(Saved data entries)
________________________
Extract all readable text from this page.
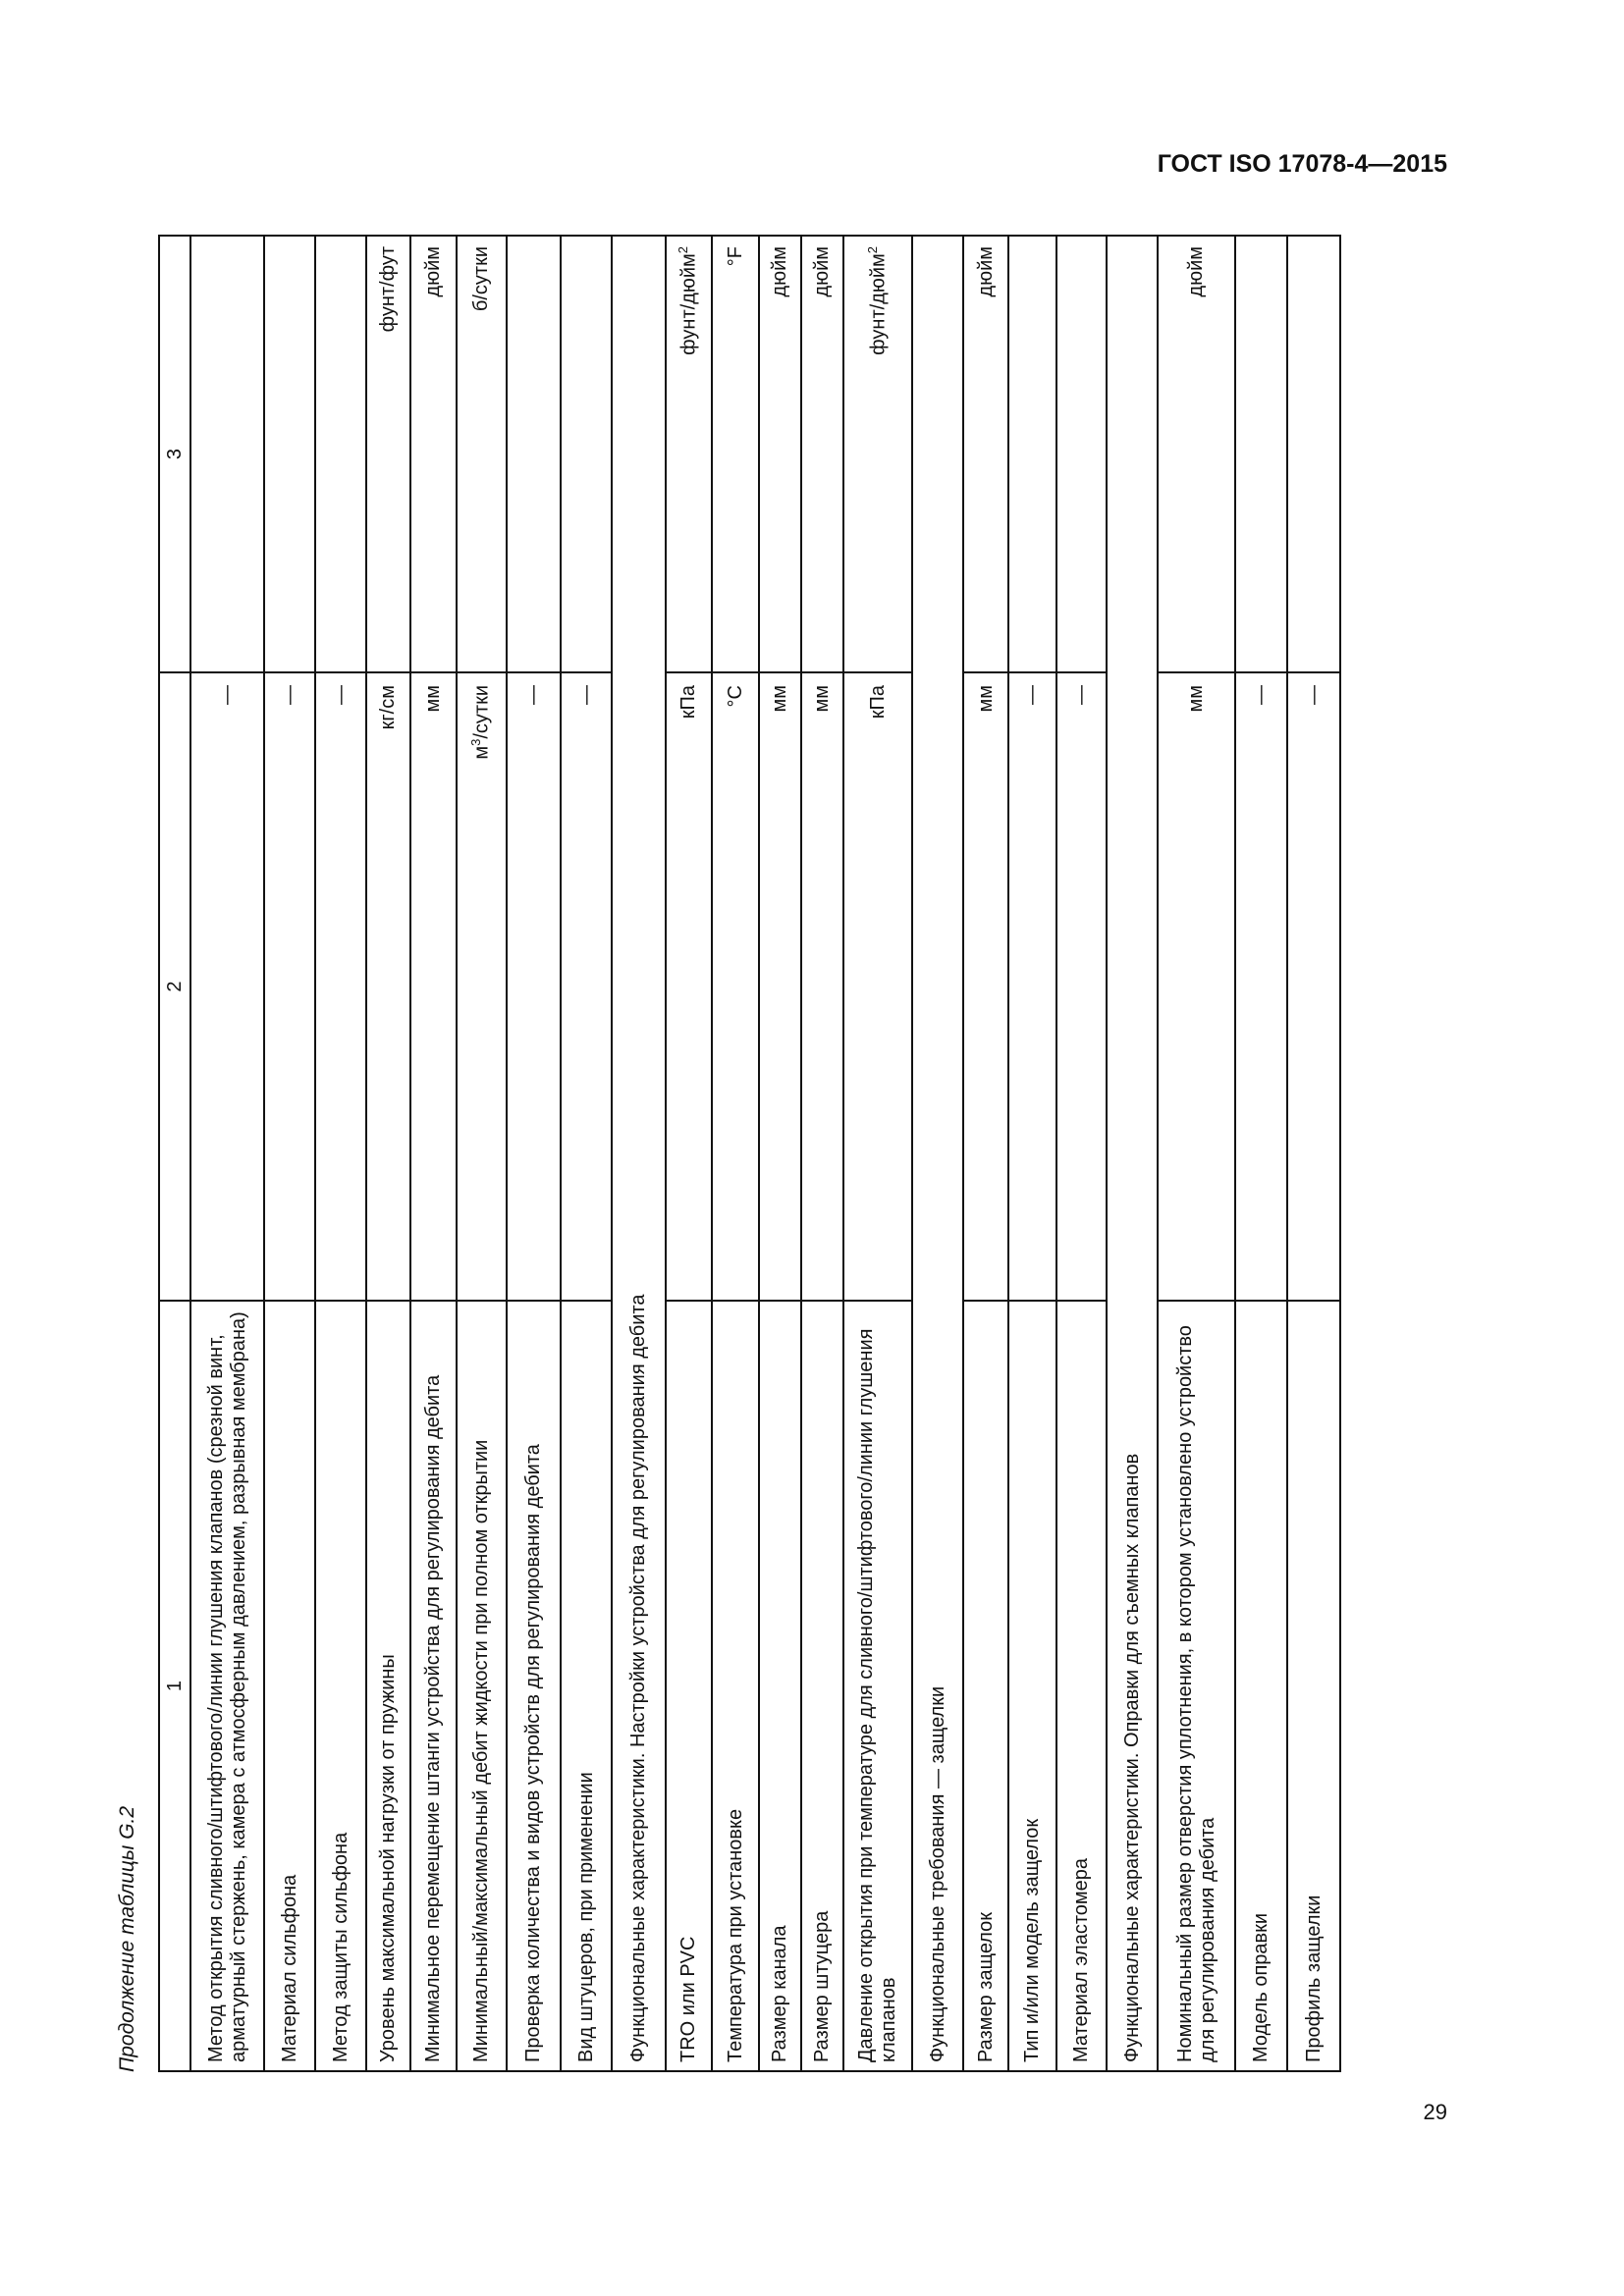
ГОСТ ISO 17078-4—2015
Продолжение таблицы G.2
1	2	3
Метод открытия сливного/штифтового/линии глушения клапанов (срезной винт, арматурный стержень, камера с атмосферным давлением, разрывная мембрана)	—	
Материал сильфона	—	
Метод защиты сильфона	—	
Уровень максимальной нагрузки от пружины	кг/см	фунт/фут
Минимальное перемещение штанги устройства для регулирования дебита	мм	дюйм
Минимальный/максимальный дебит жидкости при полном открытии	$м^3$/сутки	б/сутки
Проверка количества и видов устройств для регулирования дебита	—	
Вид штуцеров, при применении	—	
Функциональные характеристики. Настройки устройства для регулирования дебита		
TRO или PVC	кПа	фунт/дюйм$^2$
Температура при установке	°С	°F
Размер канала	мм	дюйм
Размер штуцера	мм	дюйм
Давление открытия при температуре для сливного/штифтового/линии глушения клапанов	кПа	фунт/дюйм$^2$
Функциональные требования — защелки		
Размер защелок	мм	дюйм
Тип и/или модель защелок	—	
Материал эластомера	—	
Функциональные характеристики. Оправки для съемных клапанов		
Номинальный размер отверстия уплотнения, в котором установлено устройство для регулирования дебита	мм	дюйм
Модель оправки	—	
Профиль защелки	—	
29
________________________
What the task asks>
Give an exact copy of the material, leaving out every picture.

Output below>
Extract all readable text from this page.
ГОСТ ISO 17078-4—2015
Продолжение таблицы G.2
1	2	3
Метод открытия сливного/штифтового/линии глушения клапанов (срезной винт, арматурный стержень, камера с атмосферным давлением, разрывная мембрана)	—	
Материал сильфона	—	
Метод защиты сильфона	—	
Уровень максимальной нагрузки от пружины	кг/см	фунт/фут
Минимальное перемещение штанги устройства для регулирования дебита	мм	дюйм
Минимальный/максимальный дебит жидкости при полном открытии	$м^3$/сутки	б/сутки
Проверка количества и видов устройств для регулирования дебита	—	
Вид штуцеров, при применении	—	
Функциональные характеристики. Настройки устройства для регулирования дебита		
TRO или PVC	кПа	фунт/дюйм$^2$
Температура при установке	°С	°F
Размер канала	мм	дюйм
Размер штуцера	мм	дюйм
Давление открытия при температуре для сливного/штифтового/линии глушения клапанов	кПа	фунт/дюйм$^2$
Функциональные требования — защелки		
Размер защелок	мм	дюйм
Тип и/или модель защелок	—	
Материал эластомера	—	
Функциональные характеристики. Оправки для съемных клапанов		
Номинальный размер отверстия уплотнения, в котором установлено устройство для регулирования дебита	мм	дюйм
Модель оправки	—	
Профиль защелки	—	
29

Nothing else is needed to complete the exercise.